Spatial layout entries
▽

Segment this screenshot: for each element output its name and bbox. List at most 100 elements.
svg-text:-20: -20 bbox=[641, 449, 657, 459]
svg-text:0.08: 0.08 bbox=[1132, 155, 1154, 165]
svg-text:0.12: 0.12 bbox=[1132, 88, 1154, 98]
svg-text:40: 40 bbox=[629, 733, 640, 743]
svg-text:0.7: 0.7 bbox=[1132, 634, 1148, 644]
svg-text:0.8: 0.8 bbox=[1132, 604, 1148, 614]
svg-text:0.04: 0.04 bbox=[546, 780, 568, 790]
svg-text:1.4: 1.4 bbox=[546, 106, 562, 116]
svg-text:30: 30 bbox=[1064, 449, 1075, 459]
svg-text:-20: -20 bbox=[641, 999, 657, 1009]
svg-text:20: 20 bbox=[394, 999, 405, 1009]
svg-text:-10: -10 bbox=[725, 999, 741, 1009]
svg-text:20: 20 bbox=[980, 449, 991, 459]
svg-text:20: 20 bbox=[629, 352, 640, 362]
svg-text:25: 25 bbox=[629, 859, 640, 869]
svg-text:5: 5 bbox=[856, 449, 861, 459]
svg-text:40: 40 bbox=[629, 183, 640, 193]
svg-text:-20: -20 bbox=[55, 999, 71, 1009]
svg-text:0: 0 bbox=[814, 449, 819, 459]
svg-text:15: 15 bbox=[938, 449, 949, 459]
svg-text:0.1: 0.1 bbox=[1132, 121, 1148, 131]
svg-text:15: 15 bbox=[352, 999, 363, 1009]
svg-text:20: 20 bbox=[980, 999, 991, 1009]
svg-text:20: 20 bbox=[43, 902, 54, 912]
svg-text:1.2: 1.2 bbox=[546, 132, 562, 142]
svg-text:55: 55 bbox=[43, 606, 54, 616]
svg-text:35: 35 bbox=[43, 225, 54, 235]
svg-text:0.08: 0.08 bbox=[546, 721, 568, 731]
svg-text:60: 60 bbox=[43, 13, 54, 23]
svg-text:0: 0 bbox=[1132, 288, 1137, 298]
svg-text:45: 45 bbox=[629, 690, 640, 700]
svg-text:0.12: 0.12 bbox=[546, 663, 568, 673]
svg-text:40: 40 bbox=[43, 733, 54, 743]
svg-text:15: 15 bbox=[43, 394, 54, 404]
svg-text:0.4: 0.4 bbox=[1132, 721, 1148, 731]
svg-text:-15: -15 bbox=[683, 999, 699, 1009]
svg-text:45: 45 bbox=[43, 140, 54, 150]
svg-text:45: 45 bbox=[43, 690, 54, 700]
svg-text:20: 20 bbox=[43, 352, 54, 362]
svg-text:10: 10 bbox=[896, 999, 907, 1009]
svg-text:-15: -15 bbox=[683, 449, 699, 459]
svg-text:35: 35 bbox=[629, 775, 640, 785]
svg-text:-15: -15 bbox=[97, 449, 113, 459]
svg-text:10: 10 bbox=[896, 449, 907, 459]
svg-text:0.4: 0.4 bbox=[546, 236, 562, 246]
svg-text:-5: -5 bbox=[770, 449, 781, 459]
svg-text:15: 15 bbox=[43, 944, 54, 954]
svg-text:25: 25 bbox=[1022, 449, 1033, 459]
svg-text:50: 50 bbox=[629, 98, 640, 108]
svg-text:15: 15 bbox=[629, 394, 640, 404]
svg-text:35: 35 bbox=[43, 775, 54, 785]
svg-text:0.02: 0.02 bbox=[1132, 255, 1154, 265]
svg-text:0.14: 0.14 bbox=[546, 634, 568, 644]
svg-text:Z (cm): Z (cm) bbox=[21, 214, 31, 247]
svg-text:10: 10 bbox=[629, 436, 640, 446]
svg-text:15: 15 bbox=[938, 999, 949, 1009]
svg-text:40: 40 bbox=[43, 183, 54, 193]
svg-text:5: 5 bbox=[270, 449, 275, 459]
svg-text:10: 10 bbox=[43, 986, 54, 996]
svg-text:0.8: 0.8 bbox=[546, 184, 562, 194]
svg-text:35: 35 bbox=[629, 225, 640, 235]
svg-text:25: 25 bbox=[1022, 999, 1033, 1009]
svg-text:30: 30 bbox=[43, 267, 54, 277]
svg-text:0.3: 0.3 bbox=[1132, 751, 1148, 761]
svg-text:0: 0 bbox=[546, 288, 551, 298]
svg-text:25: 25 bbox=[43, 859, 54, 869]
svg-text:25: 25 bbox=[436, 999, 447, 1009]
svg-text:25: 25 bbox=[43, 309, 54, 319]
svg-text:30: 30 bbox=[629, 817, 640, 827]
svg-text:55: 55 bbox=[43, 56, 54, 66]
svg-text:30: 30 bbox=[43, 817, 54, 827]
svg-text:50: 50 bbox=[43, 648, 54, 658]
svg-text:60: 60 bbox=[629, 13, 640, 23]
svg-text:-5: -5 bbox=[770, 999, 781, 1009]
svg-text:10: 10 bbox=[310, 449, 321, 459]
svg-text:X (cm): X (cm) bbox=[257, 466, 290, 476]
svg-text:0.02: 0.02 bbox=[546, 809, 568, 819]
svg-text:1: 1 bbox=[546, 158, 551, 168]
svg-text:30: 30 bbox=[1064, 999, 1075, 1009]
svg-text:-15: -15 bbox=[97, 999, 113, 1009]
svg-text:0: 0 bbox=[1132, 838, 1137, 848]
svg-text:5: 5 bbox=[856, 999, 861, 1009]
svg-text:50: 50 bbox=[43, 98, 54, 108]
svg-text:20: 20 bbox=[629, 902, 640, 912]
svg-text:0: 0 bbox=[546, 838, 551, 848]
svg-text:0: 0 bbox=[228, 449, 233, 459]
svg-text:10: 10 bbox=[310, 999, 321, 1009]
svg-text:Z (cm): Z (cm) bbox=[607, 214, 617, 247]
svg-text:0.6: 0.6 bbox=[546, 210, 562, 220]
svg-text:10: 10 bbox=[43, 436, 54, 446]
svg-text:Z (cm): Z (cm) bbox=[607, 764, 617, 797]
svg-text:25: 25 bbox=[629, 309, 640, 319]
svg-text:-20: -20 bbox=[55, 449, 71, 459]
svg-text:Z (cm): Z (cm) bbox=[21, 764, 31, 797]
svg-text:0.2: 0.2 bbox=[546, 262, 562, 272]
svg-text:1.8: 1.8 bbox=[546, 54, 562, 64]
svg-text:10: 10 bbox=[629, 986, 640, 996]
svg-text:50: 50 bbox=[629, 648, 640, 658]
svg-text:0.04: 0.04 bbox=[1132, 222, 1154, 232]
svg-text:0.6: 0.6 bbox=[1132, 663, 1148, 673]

△

Copy the lines above out again, word for word, from first to last.

**TASK SOLUTION**:
Segment this screenshot: for each element output its name and bbox. List at most 100 elements.
svg-text:-20: -20 bbox=[641, 449, 657, 459]
svg-text:0.08: 0.08 bbox=[1132, 155, 1154, 165]
svg-text:0.12: 0.12 bbox=[1132, 88, 1154, 98]
svg-text:40: 40 bbox=[629, 733, 640, 743]
svg-text:0.7: 0.7 bbox=[1132, 634, 1148, 644]
svg-text:0.8: 0.8 bbox=[1132, 604, 1148, 614]
svg-text:0.04: 0.04 bbox=[546, 780, 568, 790]
svg-text:1.4: 1.4 bbox=[546, 106, 562, 116]
svg-text:30: 30 bbox=[1064, 449, 1075, 459]
svg-text:-20: -20 bbox=[641, 999, 657, 1009]
svg-text:20: 20 bbox=[394, 999, 405, 1009]
svg-text:-10: -10 bbox=[725, 999, 741, 1009]
svg-text:20: 20 bbox=[980, 449, 991, 459]
svg-text:20: 20 bbox=[629, 352, 640, 362]
svg-text:25: 25 bbox=[629, 859, 640, 869]
svg-text:5: 5 bbox=[856, 449, 861, 459]
svg-text:40: 40 bbox=[629, 183, 640, 193]
svg-text:-20: -20 bbox=[55, 999, 71, 1009]
svg-text:0: 0 bbox=[814, 449, 819, 459]
svg-text:15: 15 bbox=[938, 449, 949, 459]
svg-text:0.1: 0.1 bbox=[1132, 121, 1148, 131]
svg-text:15: 15 bbox=[352, 999, 363, 1009]
svg-text:20: 20 bbox=[980, 999, 991, 1009]
svg-text:20: 20 bbox=[43, 902, 54, 912]
svg-text:1.2: 1.2 bbox=[546, 132, 562, 142]
svg-text:55: 55 bbox=[43, 606, 54, 616]
svg-text:35: 35 bbox=[43, 225, 54, 235]
svg-text:0.08: 0.08 bbox=[546, 721, 568, 731]
svg-text:60: 60 bbox=[43, 13, 54, 23]
svg-text:0: 0 bbox=[1132, 288, 1137, 298]
svg-text:45: 45 bbox=[629, 690, 640, 700]
svg-text:0.12: 0.12 bbox=[546, 663, 568, 673]
svg-text:40: 40 bbox=[43, 733, 54, 743]
svg-text:15: 15 bbox=[43, 394, 54, 404]
svg-text:0.4: 0.4 bbox=[1132, 721, 1148, 731]
svg-text:-15: -15 bbox=[683, 999, 699, 1009]
svg-text:45: 45 bbox=[43, 140, 54, 150]
svg-text:45: 45 bbox=[43, 690, 54, 700]
svg-text:20: 20 bbox=[43, 352, 54, 362]
svg-text:10: 10 bbox=[896, 999, 907, 1009]
svg-text:-15: -15 bbox=[683, 449, 699, 459]
svg-text:35: 35 bbox=[629, 775, 640, 785]
svg-text:-15: -15 bbox=[97, 449, 113, 459]
svg-text:10: 10 bbox=[896, 449, 907, 459]
svg-text:0.4: 0.4 bbox=[546, 236, 562, 246]
svg-text:-5: -5 bbox=[770, 449, 781, 459]
svg-text:15: 15 bbox=[43, 944, 54, 954]
svg-text:25: 25 bbox=[1022, 449, 1033, 459]
svg-text:50: 50 bbox=[629, 98, 640, 108]
svg-text:15: 15 bbox=[629, 394, 640, 404]
svg-text:35: 35 bbox=[43, 775, 54, 785]
svg-text:0.02: 0.02 bbox=[1132, 255, 1154, 265]
svg-text:0.14: 0.14 bbox=[546, 634, 568, 644]
svg-text:Z (cm): Z (cm) bbox=[21, 214, 31, 247]
svg-text:10: 10 bbox=[629, 436, 640, 446]
svg-text:15: 15 bbox=[938, 999, 949, 1009]
svg-text:40: 40 bbox=[43, 183, 54, 193]
svg-text:5: 5 bbox=[270, 449, 275, 459]
svg-text:10: 10 bbox=[43, 986, 54, 996]
svg-text:0.8: 0.8 bbox=[546, 184, 562, 194]
svg-text:35: 35 bbox=[629, 225, 640, 235]
svg-text:25: 25 bbox=[1022, 999, 1033, 1009]
svg-text:30: 30 bbox=[43, 267, 54, 277]
svg-text:0.3: 0.3 bbox=[1132, 751, 1148, 761]
svg-text:0: 0 bbox=[546, 288, 551, 298]
svg-text:25: 25 bbox=[43, 859, 54, 869]
svg-text:25: 25 bbox=[436, 999, 447, 1009]
svg-text:25: 25 bbox=[43, 309, 54, 319]
svg-text:30: 30 bbox=[629, 817, 640, 827]
svg-text:55: 55 bbox=[43, 56, 54, 66]
svg-text:30: 30 bbox=[43, 817, 54, 827]
svg-text:50: 50 bbox=[43, 648, 54, 658]
svg-text:60: 60 bbox=[629, 13, 640, 23]
svg-text:-5: -5 bbox=[770, 999, 781, 1009]
svg-text:10: 10 bbox=[310, 449, 321, 459]
svg-text:X (cm): X (cm) bbox=[257, 466, 290, 476]
svg-text:0.02: 0.02 bbox=[546, 809, 568, 819]
svg-text:1: 1 bbox=[546, 158, 551, 168]
svg-text:30: 30 bbox=[1064, 999, 1075, 1009]
svg-text:-15: -15 bbox=[97, 999, 113, 1009]
svg-text:0: 0 bbox=[1132, 838, 1137, 848]
svg-text:5: 5 bbox=[856, 999, 861, 1009]
svg-text:50: 50 bbox=[43, 98, 54, 108]
svg-text:20: 20 bbox=[629, 902, 640, 912]
svg-text:0: 0 bbox=[546, 838, 551, 848]
svg-text:0: 0 bbox=[228, 449, 233, 459]
svg-text:10: 10 bbox=[310, 999, 321, 1009]
svg-text:Z (cm): Z (cm) bbox=[607, 214, 617, 247]
svg-text:0.6: 0.6 bbox=[546, 210, 562, 220]
svg-text:10: 10 bbox=[43, 436, 54, 446]
svg-text:Z (cm): Z (cm) bbox=[607, 764, 617, 797]
svg-text:25: 25 bbox=[629, 309, 640, 319]
svg-text:-20: -20 bbox=[55, 449, 71, 459]
svg-text:Z (cm): Z (cm) bbox=[21, 764, 31, 797]
svg-text:0.2: 0.2 bbox=[546, 262, 562, 272]
svg-text:1.8: 1.8 bbox=[546, 54, 562, 64]
svg-text:10: 10 bbox=[629, 986, 640, 996]
svg-text:50: 50 bbox=[629, 648, 640, 658]
svg-text:0.04: 0.04 bbox=[1132, 222, 1154, 232]
svg-text:0.6: 0.6 bbox=[1132, 663, 1148, 673]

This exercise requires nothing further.